> _Task requirements_:
Can you find the lines of the listing that include "Cross" and copy every one?

[Collection entries]
——

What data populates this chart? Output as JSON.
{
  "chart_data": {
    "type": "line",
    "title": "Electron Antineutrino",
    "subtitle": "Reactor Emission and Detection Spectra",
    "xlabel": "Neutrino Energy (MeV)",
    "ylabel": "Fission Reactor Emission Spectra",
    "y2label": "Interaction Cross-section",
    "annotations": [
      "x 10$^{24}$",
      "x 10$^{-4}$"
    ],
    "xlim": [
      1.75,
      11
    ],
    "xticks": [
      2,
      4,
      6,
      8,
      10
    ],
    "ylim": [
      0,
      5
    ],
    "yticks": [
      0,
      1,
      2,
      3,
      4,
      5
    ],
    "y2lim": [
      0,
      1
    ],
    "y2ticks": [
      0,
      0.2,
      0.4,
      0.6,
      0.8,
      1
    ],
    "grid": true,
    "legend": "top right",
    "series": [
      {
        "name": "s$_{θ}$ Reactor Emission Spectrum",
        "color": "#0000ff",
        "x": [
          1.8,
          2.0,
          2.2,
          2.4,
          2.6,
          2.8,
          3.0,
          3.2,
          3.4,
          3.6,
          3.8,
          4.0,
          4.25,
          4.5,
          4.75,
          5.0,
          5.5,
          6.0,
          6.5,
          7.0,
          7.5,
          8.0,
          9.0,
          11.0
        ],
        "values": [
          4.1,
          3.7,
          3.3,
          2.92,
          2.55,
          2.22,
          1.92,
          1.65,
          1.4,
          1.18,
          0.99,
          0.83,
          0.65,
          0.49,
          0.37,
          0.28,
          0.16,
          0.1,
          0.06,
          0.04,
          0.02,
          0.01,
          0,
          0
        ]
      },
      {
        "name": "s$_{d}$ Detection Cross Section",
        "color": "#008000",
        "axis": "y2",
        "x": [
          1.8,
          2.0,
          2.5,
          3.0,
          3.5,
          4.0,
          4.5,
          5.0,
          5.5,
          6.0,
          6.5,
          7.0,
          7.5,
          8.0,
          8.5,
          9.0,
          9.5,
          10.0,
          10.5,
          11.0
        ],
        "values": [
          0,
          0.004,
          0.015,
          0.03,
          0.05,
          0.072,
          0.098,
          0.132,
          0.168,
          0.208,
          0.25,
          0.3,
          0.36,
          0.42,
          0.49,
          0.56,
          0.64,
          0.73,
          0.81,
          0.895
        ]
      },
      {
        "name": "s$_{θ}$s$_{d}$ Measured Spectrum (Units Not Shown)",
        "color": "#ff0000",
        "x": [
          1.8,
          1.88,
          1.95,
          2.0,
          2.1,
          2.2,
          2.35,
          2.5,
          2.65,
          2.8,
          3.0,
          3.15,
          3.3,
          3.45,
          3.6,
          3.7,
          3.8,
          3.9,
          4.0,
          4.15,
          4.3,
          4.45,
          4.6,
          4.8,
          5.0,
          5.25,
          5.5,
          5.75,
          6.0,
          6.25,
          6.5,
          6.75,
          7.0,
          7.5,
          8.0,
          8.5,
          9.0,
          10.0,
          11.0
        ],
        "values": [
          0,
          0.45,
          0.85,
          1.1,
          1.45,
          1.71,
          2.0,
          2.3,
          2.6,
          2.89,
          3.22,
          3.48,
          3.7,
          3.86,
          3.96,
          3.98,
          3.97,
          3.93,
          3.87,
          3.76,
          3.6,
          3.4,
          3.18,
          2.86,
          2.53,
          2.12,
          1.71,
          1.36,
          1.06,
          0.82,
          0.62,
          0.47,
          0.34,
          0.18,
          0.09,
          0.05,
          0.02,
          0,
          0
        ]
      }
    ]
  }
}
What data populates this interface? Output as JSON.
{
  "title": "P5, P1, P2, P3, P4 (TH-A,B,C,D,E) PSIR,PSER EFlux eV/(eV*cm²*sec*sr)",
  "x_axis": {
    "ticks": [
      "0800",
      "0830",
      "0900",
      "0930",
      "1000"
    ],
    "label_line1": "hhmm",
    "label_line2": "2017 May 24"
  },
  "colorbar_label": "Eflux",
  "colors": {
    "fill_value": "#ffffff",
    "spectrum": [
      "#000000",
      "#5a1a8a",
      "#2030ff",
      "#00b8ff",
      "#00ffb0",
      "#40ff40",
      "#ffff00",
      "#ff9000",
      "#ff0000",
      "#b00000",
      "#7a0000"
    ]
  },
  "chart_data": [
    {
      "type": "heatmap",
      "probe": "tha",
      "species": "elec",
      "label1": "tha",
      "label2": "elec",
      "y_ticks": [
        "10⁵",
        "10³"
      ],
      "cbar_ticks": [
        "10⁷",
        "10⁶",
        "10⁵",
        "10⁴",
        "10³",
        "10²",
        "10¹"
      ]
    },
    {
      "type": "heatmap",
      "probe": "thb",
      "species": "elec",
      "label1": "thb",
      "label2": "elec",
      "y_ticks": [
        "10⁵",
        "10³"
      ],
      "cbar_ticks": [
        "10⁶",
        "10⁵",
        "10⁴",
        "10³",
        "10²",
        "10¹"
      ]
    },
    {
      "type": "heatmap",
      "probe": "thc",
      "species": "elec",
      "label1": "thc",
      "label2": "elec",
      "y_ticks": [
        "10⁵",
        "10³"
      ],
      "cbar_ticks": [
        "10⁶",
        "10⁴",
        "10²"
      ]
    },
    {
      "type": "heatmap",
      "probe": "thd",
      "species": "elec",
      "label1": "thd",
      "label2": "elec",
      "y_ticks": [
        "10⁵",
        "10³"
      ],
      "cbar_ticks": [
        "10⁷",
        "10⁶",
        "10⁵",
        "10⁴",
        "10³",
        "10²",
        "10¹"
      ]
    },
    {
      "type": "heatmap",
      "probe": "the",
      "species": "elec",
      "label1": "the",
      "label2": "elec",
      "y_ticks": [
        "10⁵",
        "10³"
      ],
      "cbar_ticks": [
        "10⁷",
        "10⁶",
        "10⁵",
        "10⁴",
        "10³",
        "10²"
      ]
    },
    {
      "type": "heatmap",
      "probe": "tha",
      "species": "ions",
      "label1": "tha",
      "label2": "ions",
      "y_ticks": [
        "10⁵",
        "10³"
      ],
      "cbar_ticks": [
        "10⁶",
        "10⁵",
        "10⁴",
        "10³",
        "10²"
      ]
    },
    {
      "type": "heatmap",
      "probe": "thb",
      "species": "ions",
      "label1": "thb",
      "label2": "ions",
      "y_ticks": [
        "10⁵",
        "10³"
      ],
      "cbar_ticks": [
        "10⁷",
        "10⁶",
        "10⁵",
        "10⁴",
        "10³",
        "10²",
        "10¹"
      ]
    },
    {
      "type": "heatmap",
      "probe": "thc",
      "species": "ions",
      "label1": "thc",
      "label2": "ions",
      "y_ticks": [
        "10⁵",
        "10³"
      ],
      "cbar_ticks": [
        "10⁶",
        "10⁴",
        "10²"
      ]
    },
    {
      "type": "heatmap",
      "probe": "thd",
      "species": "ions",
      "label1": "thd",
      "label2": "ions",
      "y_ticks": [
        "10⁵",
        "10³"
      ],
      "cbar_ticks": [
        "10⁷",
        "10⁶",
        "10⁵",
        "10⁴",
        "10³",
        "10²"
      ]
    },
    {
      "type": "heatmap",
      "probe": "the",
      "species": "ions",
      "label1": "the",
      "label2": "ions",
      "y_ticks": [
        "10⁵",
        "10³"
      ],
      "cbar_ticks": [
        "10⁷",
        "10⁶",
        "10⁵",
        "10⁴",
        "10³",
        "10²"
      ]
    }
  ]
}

——

> _Exercise output_:
    "y2label": "Interaction Cross-section",
        "name": "s$_{d}$ Detection Cross Section",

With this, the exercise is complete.